[Stored entries]
════════════════════

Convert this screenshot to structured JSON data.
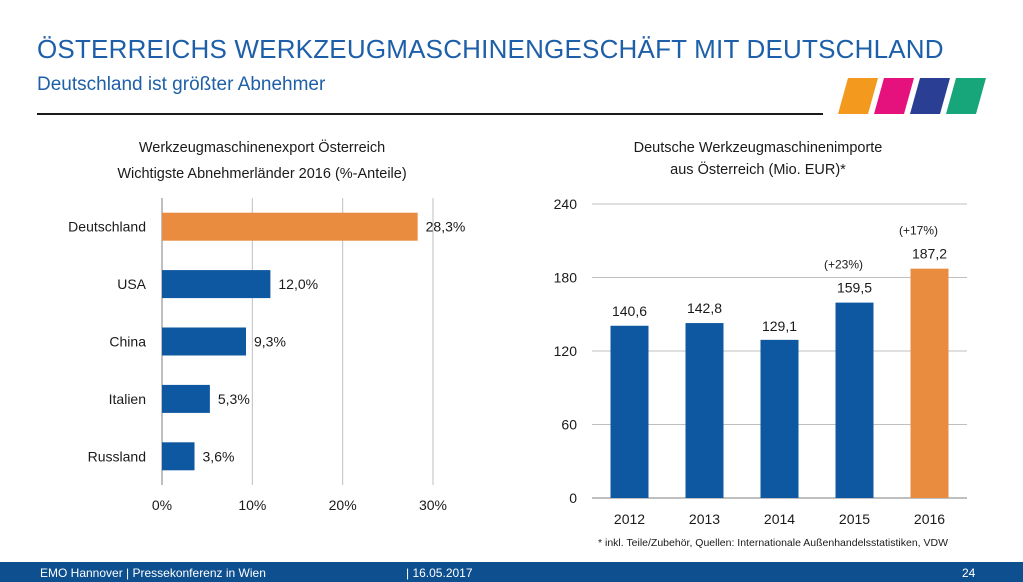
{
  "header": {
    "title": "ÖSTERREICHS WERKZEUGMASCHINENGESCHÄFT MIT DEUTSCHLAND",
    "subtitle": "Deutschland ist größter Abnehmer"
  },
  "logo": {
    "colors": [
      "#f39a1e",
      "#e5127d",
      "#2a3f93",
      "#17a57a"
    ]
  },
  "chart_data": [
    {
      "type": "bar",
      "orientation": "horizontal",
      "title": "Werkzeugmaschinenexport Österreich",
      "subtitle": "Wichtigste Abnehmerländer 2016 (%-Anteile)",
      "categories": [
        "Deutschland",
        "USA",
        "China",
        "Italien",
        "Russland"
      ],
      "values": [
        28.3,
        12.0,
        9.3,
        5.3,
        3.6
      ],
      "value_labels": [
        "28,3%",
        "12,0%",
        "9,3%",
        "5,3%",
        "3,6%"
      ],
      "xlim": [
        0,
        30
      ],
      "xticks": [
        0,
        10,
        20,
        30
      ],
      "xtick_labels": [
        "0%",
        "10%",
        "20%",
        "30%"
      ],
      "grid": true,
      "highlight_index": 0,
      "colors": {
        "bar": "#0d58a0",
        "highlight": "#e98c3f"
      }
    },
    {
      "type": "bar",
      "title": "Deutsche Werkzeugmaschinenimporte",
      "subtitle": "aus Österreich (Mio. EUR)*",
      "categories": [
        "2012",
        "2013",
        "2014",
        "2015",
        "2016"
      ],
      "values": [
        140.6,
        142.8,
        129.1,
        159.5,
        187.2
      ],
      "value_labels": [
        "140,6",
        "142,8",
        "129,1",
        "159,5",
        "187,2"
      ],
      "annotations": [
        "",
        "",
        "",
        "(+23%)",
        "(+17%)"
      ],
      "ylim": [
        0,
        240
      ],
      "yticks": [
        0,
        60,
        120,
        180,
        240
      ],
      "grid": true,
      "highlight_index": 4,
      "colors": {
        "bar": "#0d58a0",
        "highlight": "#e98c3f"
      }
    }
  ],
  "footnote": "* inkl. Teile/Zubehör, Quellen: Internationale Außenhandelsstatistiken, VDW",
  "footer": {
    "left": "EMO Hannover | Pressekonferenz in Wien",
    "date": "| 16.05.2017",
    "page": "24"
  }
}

════════════════════

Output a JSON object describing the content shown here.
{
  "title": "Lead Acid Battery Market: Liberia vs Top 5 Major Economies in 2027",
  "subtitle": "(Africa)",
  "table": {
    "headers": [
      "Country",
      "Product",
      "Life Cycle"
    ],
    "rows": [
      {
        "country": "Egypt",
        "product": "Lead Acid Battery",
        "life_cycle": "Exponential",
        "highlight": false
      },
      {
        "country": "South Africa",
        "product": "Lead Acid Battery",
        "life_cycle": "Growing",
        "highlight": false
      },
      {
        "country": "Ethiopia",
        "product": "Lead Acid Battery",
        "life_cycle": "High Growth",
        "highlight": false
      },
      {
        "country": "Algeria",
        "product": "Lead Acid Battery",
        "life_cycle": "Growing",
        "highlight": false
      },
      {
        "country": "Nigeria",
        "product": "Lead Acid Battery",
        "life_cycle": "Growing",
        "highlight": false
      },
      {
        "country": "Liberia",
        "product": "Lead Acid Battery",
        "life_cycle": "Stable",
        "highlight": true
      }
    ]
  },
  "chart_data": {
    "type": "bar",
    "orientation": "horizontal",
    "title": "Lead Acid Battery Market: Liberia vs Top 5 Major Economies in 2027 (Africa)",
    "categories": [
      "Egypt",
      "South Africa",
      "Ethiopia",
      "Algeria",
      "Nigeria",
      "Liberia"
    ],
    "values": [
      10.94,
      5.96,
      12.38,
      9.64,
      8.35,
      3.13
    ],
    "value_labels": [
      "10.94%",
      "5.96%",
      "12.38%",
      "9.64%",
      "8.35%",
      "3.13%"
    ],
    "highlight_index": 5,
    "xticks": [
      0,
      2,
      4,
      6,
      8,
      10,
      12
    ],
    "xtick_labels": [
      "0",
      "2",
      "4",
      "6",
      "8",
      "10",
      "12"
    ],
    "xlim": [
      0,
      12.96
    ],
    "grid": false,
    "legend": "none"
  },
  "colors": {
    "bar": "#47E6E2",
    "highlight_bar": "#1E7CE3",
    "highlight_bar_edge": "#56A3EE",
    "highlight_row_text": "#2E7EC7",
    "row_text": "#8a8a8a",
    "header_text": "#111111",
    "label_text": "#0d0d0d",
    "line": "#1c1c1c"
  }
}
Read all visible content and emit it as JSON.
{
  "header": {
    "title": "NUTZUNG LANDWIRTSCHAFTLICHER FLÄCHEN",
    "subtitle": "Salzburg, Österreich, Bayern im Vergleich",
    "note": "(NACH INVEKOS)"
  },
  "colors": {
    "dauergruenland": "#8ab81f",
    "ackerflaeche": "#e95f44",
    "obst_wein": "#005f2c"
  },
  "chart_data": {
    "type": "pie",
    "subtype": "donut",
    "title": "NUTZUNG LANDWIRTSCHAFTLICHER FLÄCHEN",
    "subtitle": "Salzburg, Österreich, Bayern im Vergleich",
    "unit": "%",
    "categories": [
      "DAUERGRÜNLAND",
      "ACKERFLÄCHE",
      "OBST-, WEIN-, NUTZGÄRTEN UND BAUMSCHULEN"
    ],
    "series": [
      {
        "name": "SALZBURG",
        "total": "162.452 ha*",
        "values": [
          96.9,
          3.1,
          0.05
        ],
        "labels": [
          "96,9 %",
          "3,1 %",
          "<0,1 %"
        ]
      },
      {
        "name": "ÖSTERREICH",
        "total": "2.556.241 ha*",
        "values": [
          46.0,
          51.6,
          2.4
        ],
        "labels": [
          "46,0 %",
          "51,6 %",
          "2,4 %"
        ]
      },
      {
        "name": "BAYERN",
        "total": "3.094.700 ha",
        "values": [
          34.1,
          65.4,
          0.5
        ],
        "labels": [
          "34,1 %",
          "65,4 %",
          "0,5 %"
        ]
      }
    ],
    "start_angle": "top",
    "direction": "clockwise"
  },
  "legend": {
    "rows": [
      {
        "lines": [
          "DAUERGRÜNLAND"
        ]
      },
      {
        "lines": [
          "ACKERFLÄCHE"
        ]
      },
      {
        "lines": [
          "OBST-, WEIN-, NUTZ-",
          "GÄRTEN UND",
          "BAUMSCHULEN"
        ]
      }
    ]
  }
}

════════════════════

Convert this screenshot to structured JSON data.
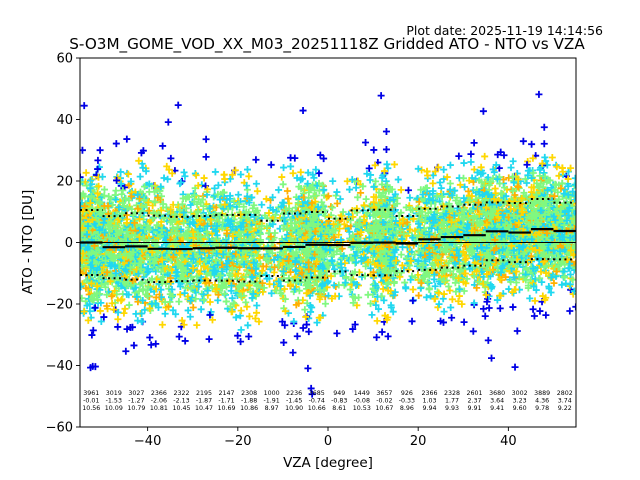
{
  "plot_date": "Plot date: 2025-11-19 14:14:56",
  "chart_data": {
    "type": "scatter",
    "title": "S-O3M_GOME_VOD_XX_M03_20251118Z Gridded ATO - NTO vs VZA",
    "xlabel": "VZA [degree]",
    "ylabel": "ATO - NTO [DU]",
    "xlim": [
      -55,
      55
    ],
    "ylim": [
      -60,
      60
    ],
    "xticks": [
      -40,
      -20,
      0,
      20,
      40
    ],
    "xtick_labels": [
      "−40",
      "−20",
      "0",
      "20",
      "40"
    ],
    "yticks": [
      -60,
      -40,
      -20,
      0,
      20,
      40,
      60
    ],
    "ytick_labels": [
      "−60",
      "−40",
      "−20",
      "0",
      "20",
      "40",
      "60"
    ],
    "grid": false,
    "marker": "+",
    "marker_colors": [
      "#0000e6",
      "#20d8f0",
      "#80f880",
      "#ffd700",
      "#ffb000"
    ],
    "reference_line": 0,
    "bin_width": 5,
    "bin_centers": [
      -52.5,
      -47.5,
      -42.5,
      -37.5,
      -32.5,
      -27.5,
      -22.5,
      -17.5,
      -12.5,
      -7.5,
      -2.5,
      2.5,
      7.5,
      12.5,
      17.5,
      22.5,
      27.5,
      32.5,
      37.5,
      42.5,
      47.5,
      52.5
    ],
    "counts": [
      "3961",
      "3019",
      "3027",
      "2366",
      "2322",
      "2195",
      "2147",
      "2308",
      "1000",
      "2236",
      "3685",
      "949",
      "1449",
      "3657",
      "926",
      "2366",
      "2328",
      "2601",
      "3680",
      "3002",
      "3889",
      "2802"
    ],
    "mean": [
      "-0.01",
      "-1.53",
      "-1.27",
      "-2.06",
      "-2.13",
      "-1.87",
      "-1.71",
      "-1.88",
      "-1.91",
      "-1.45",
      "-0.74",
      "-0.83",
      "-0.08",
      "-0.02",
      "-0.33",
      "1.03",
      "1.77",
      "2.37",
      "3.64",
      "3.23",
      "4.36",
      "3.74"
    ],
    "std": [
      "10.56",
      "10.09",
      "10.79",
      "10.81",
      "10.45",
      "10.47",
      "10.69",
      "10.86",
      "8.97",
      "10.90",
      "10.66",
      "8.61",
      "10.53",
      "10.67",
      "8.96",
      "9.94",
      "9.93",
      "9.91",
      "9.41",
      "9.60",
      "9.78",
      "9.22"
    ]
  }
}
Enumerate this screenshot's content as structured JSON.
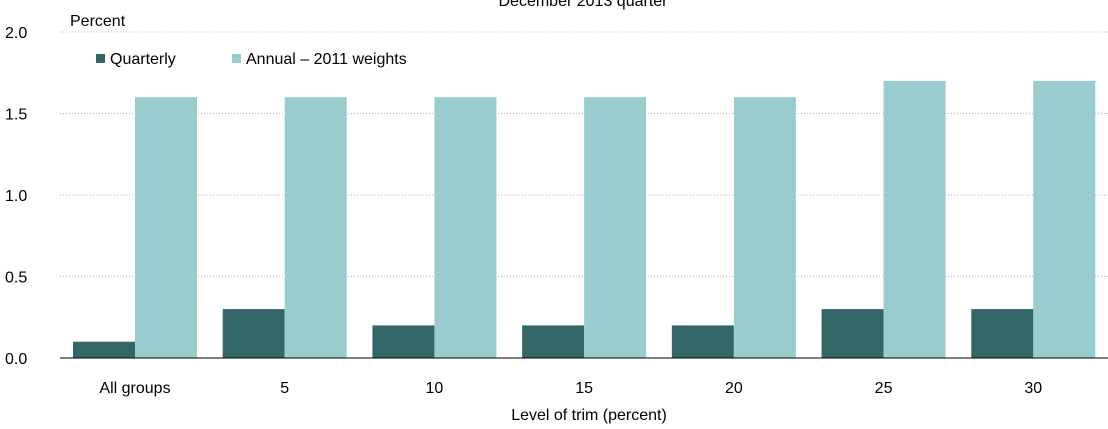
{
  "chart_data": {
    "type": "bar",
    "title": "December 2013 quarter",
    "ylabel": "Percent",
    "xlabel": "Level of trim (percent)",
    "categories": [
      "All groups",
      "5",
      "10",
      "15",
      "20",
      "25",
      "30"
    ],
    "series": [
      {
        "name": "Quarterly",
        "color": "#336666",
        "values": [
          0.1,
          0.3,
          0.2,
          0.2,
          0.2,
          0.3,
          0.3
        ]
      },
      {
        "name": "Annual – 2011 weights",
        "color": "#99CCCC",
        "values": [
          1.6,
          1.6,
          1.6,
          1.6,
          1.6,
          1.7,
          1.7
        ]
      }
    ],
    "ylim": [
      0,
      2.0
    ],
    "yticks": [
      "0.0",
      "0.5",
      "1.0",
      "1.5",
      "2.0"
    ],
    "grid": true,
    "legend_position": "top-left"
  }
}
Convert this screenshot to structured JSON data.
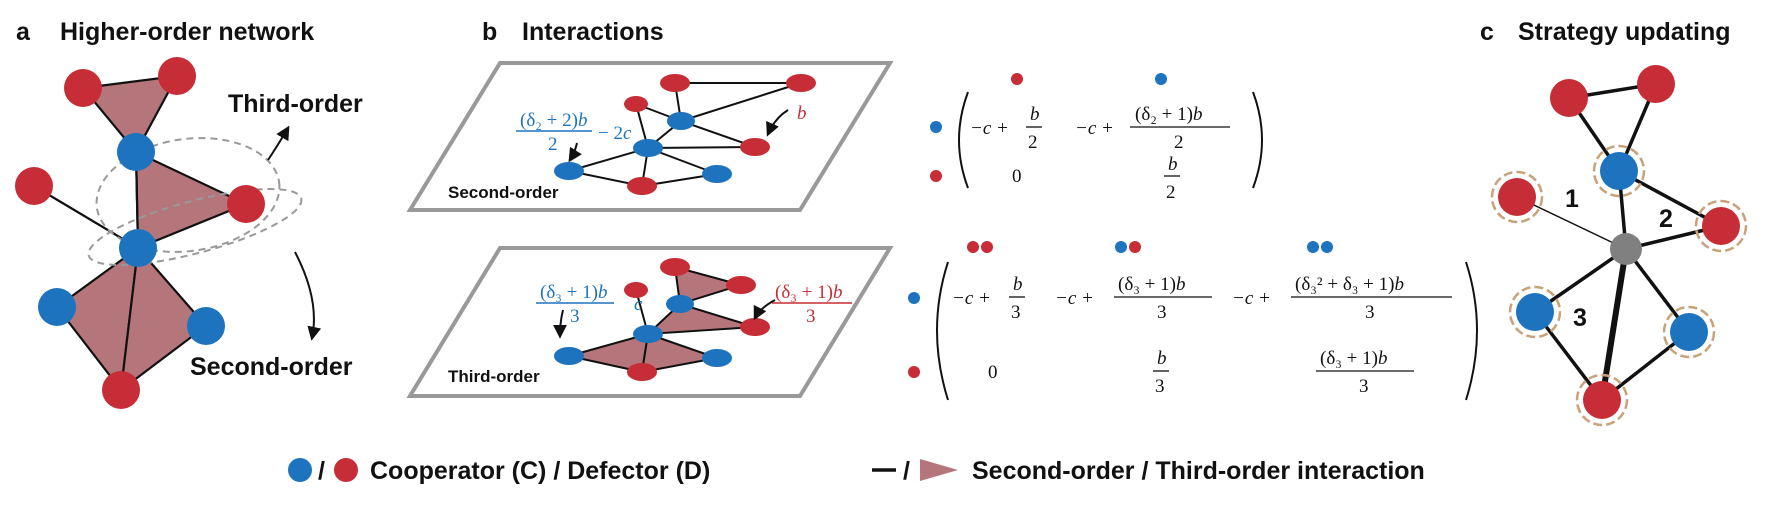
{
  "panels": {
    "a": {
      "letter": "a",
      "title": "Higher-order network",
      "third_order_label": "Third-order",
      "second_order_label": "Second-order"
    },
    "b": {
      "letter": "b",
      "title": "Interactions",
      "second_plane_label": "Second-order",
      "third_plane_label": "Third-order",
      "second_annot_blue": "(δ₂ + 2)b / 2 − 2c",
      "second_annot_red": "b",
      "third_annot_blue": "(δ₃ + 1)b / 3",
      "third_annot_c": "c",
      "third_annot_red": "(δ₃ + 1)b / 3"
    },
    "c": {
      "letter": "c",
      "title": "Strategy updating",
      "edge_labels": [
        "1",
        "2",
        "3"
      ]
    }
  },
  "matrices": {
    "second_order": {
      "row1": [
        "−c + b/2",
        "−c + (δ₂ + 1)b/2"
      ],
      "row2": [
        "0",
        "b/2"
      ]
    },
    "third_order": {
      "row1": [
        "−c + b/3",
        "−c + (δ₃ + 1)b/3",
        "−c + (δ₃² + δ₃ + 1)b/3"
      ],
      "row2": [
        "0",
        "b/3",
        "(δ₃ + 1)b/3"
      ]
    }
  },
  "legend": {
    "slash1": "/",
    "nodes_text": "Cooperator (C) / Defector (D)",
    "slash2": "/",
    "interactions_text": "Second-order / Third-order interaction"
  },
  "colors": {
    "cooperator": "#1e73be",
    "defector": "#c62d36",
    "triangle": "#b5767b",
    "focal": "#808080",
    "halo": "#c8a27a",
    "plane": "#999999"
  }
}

════════════════════

▶ **Given exercise**:
Determine how many lines in the data above contain the string "horizontal". Give nothing except the number.

▶ **In response**:
2